__Instructions for the task__:
Among the entries, which lines carry the string "this"? Copy each of them.

::::::

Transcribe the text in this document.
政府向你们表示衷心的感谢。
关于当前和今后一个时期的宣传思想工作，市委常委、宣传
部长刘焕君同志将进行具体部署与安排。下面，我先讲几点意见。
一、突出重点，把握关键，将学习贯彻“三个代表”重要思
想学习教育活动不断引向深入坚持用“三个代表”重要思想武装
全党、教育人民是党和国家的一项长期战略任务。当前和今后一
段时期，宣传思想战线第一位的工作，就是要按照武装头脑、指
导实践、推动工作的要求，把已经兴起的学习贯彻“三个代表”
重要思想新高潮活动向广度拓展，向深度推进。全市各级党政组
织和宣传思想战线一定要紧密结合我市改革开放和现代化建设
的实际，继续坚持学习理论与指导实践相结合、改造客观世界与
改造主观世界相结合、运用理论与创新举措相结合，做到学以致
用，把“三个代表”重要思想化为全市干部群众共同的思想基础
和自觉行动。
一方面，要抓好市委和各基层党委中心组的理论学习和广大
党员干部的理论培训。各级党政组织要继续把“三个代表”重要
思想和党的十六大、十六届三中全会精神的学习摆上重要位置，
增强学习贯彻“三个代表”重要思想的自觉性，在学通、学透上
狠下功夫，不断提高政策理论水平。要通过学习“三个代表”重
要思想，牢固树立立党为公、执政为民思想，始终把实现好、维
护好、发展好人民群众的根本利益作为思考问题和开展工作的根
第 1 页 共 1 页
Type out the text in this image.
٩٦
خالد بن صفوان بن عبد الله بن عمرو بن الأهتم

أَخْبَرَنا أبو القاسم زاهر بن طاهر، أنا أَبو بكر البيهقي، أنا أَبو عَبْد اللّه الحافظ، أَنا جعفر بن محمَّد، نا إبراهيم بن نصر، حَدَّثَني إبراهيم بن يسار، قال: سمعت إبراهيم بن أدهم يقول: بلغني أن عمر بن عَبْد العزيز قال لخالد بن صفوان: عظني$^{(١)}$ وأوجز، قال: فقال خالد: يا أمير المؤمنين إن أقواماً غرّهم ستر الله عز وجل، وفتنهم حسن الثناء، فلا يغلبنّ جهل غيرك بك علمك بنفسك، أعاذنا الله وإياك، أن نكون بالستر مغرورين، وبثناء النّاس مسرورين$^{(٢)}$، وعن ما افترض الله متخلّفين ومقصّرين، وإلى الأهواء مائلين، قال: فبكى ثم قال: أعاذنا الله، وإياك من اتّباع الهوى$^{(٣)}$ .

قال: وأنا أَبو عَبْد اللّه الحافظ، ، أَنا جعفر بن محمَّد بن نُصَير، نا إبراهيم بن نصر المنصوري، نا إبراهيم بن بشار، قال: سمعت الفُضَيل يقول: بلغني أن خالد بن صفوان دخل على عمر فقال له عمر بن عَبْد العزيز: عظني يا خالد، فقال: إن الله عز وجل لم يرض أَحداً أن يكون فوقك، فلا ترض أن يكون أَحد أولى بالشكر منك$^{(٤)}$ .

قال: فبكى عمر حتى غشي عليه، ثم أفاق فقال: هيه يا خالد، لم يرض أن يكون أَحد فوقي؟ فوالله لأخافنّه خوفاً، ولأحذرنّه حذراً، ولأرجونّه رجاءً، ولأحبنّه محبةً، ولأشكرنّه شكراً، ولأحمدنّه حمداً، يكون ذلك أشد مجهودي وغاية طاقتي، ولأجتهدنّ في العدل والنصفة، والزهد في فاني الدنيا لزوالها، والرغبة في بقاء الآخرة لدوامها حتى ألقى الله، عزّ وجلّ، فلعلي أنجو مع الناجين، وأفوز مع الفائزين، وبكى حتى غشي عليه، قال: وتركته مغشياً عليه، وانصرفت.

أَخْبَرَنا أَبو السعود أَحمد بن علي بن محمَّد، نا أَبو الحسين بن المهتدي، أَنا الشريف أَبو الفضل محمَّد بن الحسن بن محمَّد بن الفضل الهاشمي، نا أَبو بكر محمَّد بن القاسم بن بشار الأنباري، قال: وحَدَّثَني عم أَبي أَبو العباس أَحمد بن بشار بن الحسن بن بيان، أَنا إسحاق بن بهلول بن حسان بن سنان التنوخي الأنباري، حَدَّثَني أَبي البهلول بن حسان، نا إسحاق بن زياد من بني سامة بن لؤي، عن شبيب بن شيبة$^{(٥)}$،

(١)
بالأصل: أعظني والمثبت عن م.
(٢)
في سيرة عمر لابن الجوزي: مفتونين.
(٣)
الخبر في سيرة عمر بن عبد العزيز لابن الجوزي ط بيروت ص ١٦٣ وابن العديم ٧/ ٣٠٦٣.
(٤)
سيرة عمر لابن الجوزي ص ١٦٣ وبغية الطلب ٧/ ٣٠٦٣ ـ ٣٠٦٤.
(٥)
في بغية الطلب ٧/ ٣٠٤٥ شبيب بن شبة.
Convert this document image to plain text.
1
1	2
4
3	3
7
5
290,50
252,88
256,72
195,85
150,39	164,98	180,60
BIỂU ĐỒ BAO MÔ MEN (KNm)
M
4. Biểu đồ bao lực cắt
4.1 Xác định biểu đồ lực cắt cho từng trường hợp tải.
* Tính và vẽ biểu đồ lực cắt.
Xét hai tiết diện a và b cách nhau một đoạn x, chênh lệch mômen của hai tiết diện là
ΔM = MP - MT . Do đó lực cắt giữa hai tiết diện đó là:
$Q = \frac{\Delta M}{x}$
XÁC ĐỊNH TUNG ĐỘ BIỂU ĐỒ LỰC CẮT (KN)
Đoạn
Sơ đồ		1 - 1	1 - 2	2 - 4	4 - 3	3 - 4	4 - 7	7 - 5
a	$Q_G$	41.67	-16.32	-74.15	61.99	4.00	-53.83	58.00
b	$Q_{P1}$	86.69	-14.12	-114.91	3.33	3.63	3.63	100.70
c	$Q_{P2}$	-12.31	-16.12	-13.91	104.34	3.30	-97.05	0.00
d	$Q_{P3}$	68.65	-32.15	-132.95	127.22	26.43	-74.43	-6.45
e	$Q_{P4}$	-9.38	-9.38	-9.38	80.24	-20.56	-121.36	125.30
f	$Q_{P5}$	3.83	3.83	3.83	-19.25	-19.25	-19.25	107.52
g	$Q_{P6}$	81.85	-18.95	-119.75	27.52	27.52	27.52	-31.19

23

::::::

__Response__:
Transcribe the text in this document.
Type out the text in this image.
Convert this document image to plain text.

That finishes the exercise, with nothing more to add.